Despite the financial success, Sean Cunningham wasn't happy. “I decided it was time to really learn my craft." And the best way to do that, he figured, was to make a lot of films and get plenty of hands-on training. So he went to work on commercials, industrials, everything but feature-length movies. According to Cunningham, the best and only way to learn to be a filmmaker is to have to “pay the bills.” This technique has nothing to do with “fussy little magazines that detail the careers of directors no one has ever heard of.” Nor docs it have anything to do with sitting in a theater all day studying how others have done it. “It does have to do with knowing how to respond to a man who asks, ‘Can you make a movie for fifty dollars?' by getting him up to fifty-five.“
One of Cunningham's projects during these years of “study” was a Spanish epic on which he served as American producer. “It was a great experience, a year of real learning about the craft.” The film was never released in the U.S., which was fine with him, since “it could well be one of the worst films ever made, anywhere."
When he returned to America he began to put together a deal for a Canadian feature, and just as it fell through he got a call from Boston. “I flew up there and a money man asked me, ‘Can you make a film like The Bad News Bears?' I told him I thought I could. Then he asked, ‘Can you make it now?' I told him I’d like to see the script. ‘No problem,' he said, ‘We're going to get started on that right away.' Three weeks later we were in production.”
The film was called Here Come the Tigers, shot in and around Cunningham’s favorite locale, Westport. “I loved doing that movie, I loved working with kids, including Noel and Jessica (my own). It was great. We had a big premiere here, with klieg lights and all. The kids had a ball. Noel became the movie star of the fourth grade."
Cunningham's next film was another kids movie called Mannie's Orphans. [sic: The title Manny's Orphans appears with this spelling throughout the original article.] “It's a warm, human story with mom and apple-pie values. The kind of movie you go to, you pay your money, and you feel good." It was picked up by United Artists for distribution, but Cunningham laments, "Nobody ever really figured out how to advertise it. They all said it was really swell, but lust too soft. I did get a lot of left-handed compliments out of it, though—people telling me. ‘Hey, I didn't know you could do that kind of movie.’"
Unable to progress along non-scary lines, Cunningham again entered the world of goose bumps. "I was broke at the time, sitting in my office with stacks of bills. We were just tooling around and I suggested that maybe the trouble with Mannie's Orphans was the title. I said if we called it something like Friday the 13th, audiences would flock to it. And I realized that was a terrific title. So I took the last of my money and ran a full page ad in Variety that said, 'Friday the 13th — the most terrifying film ever made.’ I was playing what you call in poker a tap-out hand. But the results of the ad were phenomenal. I got telexes from around the world, people wanted that movie so bad. And all I had was a title."

────────

» **GOALS**:
1 > Say whether each statement agrees with the text about Sean Cunningham's career, answering yes or no and quoting the words of the text that decide it. (a) The Spanish epic Cunningham produced was released in the U.S. (b) Here Come the Tigers was shot in and around Westport. (c) United Artists picked up Mannie's Orphans for distribution.
2 > Pick up the text about Sean Cunningham's career after its final sentence and carry it on.

» **GIVEN DATA**:
────────

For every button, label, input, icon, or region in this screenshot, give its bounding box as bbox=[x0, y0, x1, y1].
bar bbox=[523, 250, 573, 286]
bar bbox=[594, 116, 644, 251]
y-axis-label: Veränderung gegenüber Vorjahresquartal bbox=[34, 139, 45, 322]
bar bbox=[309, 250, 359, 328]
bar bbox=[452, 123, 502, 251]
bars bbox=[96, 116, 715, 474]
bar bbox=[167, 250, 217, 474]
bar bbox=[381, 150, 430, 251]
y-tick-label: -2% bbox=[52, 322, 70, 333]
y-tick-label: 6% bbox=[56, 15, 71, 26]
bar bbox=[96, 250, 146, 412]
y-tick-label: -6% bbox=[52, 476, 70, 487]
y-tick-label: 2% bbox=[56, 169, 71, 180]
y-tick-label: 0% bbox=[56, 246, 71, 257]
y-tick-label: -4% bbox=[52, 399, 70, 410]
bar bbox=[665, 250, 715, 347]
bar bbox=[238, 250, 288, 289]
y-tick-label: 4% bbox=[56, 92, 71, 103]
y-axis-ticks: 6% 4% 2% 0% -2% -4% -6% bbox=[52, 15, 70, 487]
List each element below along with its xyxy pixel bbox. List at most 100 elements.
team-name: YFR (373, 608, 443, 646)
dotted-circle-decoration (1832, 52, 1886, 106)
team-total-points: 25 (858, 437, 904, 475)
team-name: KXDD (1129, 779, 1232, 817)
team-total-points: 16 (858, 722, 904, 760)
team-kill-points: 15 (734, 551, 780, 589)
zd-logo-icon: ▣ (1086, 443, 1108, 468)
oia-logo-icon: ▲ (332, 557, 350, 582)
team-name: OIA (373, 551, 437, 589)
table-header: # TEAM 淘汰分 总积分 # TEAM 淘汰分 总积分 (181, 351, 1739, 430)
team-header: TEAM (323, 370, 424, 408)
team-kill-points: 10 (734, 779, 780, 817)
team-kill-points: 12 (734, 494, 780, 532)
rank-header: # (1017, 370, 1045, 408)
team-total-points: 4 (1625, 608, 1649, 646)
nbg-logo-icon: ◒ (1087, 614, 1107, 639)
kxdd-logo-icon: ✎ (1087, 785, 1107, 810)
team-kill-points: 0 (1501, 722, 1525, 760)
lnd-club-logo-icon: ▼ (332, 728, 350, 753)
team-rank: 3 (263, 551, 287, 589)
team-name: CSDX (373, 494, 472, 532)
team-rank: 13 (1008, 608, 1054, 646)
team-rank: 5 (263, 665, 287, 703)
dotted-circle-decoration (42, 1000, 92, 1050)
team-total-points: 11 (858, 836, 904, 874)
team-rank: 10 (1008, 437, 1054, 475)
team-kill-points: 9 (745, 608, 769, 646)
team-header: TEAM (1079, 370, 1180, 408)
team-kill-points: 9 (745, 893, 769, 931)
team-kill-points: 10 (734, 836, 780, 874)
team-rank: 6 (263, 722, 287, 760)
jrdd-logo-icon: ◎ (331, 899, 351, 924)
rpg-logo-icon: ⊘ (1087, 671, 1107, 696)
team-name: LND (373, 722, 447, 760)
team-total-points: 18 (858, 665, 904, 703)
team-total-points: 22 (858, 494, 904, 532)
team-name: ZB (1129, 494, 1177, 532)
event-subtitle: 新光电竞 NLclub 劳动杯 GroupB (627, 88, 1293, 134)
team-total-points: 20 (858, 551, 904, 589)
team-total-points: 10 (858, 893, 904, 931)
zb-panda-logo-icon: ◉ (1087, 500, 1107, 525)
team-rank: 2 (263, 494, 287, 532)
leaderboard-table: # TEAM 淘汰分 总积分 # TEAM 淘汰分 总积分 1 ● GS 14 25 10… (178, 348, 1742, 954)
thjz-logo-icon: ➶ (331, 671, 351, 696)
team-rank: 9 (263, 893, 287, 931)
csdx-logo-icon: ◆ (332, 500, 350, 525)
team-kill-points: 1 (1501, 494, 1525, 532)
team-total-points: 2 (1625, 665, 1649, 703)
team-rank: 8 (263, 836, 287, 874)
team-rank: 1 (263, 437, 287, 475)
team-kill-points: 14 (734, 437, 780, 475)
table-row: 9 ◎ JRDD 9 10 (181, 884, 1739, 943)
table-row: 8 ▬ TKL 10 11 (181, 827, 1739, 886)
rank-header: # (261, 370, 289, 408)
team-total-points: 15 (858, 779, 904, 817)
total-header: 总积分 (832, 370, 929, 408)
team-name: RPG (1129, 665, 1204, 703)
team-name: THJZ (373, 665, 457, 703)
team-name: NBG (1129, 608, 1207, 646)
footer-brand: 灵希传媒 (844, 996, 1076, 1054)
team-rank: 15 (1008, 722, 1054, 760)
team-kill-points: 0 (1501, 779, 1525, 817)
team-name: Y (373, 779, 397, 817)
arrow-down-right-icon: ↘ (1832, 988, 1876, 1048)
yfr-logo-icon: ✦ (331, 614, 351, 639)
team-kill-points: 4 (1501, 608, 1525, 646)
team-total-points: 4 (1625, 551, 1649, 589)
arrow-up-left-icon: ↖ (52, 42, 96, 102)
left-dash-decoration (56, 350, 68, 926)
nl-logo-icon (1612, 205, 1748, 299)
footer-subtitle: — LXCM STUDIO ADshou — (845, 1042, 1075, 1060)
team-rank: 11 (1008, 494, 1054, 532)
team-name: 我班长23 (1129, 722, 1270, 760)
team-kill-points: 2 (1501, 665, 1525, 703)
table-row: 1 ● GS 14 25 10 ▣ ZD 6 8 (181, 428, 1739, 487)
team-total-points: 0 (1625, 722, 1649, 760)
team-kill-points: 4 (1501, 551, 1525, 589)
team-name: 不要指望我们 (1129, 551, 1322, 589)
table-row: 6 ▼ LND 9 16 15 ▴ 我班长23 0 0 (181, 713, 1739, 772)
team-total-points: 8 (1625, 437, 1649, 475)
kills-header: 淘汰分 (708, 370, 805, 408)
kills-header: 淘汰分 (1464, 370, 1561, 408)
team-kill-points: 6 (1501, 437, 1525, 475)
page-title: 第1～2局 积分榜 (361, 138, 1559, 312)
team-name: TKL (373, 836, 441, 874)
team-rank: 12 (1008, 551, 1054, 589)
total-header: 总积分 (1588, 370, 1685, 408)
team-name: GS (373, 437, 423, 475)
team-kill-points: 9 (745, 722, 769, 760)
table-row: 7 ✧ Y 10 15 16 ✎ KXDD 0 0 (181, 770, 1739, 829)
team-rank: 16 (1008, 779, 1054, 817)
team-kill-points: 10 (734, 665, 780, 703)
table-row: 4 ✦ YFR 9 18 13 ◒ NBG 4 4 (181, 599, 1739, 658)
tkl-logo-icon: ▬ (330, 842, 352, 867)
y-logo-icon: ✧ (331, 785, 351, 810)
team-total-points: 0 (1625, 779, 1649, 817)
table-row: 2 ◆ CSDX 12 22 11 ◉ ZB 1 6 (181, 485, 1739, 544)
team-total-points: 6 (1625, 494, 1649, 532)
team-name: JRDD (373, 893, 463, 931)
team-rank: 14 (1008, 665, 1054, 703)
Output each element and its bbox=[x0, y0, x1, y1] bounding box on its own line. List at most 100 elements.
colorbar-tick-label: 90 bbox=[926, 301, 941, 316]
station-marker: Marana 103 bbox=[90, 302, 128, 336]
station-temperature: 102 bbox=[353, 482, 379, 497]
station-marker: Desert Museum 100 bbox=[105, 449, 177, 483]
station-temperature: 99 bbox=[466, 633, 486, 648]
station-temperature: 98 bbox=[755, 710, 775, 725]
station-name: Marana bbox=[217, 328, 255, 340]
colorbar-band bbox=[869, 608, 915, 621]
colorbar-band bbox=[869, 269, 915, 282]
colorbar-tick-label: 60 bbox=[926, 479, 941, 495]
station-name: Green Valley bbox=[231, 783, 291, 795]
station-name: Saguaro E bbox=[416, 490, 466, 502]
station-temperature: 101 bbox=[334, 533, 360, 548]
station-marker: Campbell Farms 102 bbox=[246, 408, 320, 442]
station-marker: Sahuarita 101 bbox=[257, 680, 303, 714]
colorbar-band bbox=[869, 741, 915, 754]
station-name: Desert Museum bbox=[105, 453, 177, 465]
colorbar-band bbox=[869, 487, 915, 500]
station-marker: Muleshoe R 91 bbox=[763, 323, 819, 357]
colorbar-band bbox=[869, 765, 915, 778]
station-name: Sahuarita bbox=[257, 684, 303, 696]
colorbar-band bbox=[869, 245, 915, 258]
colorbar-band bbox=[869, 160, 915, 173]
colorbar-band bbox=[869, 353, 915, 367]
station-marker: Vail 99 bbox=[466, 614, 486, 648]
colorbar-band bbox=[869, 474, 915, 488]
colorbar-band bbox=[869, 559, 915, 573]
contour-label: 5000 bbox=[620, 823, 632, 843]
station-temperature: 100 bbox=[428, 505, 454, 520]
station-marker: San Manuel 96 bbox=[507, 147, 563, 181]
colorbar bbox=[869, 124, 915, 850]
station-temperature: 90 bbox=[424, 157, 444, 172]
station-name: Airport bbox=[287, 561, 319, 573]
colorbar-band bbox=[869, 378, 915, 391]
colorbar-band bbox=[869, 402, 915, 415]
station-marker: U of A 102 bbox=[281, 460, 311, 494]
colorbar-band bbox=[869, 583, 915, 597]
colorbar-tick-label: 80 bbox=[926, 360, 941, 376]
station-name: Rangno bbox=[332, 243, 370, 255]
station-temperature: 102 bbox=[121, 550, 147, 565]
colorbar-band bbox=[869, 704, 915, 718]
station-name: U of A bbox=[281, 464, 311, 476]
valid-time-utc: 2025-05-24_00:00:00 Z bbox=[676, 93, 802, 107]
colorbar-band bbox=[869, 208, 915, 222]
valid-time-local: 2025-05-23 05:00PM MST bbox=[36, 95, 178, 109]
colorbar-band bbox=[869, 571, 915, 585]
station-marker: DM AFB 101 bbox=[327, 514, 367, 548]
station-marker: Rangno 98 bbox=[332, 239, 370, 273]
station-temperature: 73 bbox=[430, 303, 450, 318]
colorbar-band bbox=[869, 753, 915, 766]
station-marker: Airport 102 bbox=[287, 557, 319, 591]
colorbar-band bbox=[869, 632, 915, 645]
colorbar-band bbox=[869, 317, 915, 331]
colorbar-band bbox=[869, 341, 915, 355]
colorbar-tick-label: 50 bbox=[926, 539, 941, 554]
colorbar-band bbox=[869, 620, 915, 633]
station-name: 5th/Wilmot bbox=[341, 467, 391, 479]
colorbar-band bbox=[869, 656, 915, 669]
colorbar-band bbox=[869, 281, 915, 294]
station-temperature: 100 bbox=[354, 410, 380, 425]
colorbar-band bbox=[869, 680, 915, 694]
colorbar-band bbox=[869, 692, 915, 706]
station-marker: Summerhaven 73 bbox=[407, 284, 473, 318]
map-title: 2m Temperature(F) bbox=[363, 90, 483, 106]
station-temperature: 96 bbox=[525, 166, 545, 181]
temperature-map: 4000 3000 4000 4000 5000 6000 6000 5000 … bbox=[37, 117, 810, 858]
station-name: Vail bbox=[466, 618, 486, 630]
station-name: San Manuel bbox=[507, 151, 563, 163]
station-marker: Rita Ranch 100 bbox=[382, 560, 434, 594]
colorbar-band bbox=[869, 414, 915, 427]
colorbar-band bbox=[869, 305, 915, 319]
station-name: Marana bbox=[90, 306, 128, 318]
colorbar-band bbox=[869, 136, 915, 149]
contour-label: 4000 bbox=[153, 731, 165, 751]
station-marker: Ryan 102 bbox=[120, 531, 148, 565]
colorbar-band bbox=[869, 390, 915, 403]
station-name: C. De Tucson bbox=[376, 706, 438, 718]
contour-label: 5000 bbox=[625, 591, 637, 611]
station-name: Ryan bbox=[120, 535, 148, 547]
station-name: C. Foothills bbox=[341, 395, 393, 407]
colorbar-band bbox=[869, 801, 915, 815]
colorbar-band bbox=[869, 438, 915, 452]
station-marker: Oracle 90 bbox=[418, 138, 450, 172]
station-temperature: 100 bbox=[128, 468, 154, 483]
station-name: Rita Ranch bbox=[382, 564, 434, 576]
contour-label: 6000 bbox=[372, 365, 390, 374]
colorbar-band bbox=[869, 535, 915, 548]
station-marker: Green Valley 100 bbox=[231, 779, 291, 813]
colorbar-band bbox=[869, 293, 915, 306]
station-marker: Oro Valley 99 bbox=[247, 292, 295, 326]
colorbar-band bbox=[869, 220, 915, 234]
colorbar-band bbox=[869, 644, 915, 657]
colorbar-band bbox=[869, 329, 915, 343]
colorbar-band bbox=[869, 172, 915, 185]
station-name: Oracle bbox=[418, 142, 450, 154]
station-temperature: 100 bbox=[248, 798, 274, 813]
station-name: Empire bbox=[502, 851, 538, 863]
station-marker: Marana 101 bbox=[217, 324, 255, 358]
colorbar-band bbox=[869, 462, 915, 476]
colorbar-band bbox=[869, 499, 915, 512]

────────

» **ANSWERS PER TASK**:
1 >
(a) No: "The film was never released in the U.S."
(b) Yes: "shot in and around Cunningham’s favorite locale, Westport"
(c) Yes: "It was picked up by United Artists for distribution"

2 >
Cunningham quickly raised $500,000 (by Hollywood standards, an amount barely sufficient to cover valet parking at the Polo Lounge), put together a script, and set out on location, again in darkest Westport. [Ed. note, April 2021: This last part would seem to be an error, or at least a conflation of facts. The first Friday the 13th film was filmed in New Jersey, although the name of setting, Camp Crystal Lake, is believed to have been inspired by Crystal Lake in Ellington, Connecticut. The sequel, Friday the 13th Part 2, which Cunningham was not involved with, was filmed in Western Connecticut.]
"Friday the 13th is a potboiler, but I tried to make it as scary as possible. Not gross or disgusting, but suspenseful ... an emotional roller coaster ride. It's a great film to see with an audience. They talk to the screen, they hold on to each other for dear life."
When he was finished filming, Cunningham screened the movie for three major studios and suddenly had a wild bidding war on his hands. "A lot of the executives who loved it were too afraid to see it," he chuckled. “Even now, a lot of them won't see it, but that doesn't matter. They figure I must know my craft, or else how would I have figured out how to make all those people want to come and see the movie? That's the difference between the cinema and the movie business."
With the enormous success of Friday the 13th, Sean Cunningham is now in the enviable position of being able to write his own ticket. He is working on a musical, and talking with Walt Disney Studios about a film more like Mannie's Orphans or Here Come the Tigers—his own favorites. But fans of fright need not worry that Sean Cunningham will abandon them. The picture now in preproduction is a screen adaptation of Mary Higgins Clark's A Stranger is Watching, about a psychopath who abducts a young woman and a boy from Connecticut to the maze underneath Grand Central Station.
As we sat over coffee, he mused about the casting possibilities of Mia Farrow and Harry Dean Stanton. It was apparent how far Cunningham has come from “You're not in this shot, so you do the sound." A Stranger is Watching will be a big-budget movie compared to anything Cunningham has done before ... but as is the producer's preference, it will be shot mostly in Westport, and written by Cunningham’s neighbor and friend, Victor Miller.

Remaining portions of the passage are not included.